-- Begin --
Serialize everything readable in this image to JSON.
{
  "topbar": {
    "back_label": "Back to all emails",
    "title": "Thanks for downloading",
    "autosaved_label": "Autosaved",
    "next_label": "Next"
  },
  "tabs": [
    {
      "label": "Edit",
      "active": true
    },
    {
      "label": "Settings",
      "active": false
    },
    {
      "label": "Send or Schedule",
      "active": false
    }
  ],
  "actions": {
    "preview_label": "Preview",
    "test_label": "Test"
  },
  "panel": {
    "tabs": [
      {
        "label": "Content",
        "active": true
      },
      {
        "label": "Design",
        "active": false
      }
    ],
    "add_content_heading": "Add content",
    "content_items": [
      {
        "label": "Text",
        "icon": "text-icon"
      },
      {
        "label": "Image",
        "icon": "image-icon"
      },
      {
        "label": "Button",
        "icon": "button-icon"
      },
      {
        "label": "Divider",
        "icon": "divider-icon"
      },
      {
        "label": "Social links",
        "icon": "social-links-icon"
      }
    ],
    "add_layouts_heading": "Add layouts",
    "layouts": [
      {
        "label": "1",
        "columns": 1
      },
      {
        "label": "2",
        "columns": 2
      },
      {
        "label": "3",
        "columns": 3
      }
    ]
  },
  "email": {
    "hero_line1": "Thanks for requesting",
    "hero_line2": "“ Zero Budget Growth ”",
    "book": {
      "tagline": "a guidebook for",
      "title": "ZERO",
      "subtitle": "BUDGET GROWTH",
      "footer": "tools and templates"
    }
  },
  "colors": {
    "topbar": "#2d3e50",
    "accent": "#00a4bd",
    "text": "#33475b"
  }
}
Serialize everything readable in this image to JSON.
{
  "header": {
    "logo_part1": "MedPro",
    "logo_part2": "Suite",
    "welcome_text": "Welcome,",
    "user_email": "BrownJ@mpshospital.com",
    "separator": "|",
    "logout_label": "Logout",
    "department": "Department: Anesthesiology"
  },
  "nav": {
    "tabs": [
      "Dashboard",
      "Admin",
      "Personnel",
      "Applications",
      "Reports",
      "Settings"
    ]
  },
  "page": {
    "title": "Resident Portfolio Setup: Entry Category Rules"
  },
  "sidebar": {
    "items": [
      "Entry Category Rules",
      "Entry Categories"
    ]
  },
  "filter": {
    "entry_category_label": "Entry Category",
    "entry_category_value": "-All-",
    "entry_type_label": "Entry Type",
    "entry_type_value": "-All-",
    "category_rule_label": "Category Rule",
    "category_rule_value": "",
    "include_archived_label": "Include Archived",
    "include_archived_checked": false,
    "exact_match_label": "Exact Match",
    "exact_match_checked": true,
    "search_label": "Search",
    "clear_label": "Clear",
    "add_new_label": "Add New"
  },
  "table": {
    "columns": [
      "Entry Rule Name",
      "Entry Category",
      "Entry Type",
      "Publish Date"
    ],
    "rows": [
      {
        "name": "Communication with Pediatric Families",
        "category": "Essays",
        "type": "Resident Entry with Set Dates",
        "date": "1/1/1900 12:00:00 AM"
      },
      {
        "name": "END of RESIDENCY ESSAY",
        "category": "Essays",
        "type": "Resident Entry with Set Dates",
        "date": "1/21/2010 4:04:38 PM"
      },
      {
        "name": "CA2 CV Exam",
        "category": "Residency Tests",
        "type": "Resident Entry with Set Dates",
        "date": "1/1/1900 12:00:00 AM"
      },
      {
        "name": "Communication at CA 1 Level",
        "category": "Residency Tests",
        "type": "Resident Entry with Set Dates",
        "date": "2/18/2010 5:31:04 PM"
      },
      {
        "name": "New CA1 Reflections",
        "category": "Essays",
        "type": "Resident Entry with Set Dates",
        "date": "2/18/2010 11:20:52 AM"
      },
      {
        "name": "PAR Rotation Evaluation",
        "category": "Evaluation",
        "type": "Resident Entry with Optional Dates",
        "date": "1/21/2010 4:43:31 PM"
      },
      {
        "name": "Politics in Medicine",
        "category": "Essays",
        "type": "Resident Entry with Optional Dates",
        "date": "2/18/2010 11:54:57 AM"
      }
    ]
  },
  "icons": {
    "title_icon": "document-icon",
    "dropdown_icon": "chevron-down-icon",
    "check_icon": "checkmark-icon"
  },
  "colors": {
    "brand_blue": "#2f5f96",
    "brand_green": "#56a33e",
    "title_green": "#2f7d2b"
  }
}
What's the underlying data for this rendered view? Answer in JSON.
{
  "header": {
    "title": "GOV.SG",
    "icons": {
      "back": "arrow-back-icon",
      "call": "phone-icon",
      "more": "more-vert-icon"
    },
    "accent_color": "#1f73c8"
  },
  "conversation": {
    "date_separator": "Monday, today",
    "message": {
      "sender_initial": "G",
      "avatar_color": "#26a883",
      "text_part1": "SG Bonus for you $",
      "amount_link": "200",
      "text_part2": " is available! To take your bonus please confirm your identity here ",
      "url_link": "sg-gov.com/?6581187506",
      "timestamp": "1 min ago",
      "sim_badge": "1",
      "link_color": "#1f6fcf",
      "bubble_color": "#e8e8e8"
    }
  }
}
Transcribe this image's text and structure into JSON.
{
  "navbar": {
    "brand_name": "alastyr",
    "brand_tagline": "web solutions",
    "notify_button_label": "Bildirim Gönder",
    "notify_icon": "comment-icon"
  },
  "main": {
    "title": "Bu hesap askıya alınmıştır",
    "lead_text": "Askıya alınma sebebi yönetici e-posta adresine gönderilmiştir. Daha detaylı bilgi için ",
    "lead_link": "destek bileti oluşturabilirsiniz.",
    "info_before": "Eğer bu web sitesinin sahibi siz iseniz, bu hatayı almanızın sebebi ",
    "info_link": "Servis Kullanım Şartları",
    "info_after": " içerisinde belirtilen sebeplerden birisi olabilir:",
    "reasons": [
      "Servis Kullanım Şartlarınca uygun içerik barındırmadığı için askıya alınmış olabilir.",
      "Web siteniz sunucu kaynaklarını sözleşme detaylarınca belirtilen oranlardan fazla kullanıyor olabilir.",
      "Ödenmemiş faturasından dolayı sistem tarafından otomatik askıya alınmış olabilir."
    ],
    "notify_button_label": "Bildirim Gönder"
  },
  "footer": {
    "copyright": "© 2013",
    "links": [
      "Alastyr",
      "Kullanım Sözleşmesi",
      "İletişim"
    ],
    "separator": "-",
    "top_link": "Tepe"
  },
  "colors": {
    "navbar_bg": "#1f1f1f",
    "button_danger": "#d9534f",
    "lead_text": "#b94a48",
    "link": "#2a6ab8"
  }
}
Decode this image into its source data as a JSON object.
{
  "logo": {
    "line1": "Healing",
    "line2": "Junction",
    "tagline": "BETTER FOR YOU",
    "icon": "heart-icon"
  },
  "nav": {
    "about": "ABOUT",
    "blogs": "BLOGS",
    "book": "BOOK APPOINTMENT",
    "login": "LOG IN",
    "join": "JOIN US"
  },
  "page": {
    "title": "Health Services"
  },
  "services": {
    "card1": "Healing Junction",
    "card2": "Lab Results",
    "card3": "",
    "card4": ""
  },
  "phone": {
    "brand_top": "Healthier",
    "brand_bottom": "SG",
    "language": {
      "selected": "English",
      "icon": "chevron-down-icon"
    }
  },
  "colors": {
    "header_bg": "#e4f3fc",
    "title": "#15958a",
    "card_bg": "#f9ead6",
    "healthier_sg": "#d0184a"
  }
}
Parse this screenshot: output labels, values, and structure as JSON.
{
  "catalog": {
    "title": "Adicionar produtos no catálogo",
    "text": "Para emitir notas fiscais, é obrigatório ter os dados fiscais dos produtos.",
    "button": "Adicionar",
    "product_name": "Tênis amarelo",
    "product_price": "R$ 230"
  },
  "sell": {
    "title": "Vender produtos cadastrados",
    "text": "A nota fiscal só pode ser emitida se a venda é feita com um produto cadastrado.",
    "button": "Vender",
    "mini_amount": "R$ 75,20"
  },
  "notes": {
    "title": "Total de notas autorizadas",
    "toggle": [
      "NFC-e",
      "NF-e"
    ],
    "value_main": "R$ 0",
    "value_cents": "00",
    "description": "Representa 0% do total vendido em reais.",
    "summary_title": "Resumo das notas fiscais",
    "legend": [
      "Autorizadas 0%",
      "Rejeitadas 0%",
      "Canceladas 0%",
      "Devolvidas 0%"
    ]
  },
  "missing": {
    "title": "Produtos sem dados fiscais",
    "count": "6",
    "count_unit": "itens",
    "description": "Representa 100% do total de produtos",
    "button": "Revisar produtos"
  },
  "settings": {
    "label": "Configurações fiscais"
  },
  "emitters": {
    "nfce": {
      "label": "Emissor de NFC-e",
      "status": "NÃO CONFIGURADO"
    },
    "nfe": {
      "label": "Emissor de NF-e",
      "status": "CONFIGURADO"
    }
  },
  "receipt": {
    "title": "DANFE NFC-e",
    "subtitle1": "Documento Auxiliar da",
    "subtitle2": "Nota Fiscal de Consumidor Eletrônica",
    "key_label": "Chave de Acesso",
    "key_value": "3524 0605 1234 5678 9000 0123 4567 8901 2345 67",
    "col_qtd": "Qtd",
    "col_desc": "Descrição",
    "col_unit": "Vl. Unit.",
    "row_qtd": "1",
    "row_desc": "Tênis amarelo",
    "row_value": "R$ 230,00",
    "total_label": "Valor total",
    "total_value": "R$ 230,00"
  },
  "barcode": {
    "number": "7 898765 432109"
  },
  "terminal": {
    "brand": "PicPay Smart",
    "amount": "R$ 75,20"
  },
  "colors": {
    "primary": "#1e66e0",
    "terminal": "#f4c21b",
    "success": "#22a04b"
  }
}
-- End --
Job: Scan the material above for the word "Servis". Copy each line where it occurs.

Final result:
    "info_link": "Servis Kullanım Şartları",
      "Servis Kullanım Şartlarınca uygun içerik barındırmadığı için askıya alınmış olabilir.",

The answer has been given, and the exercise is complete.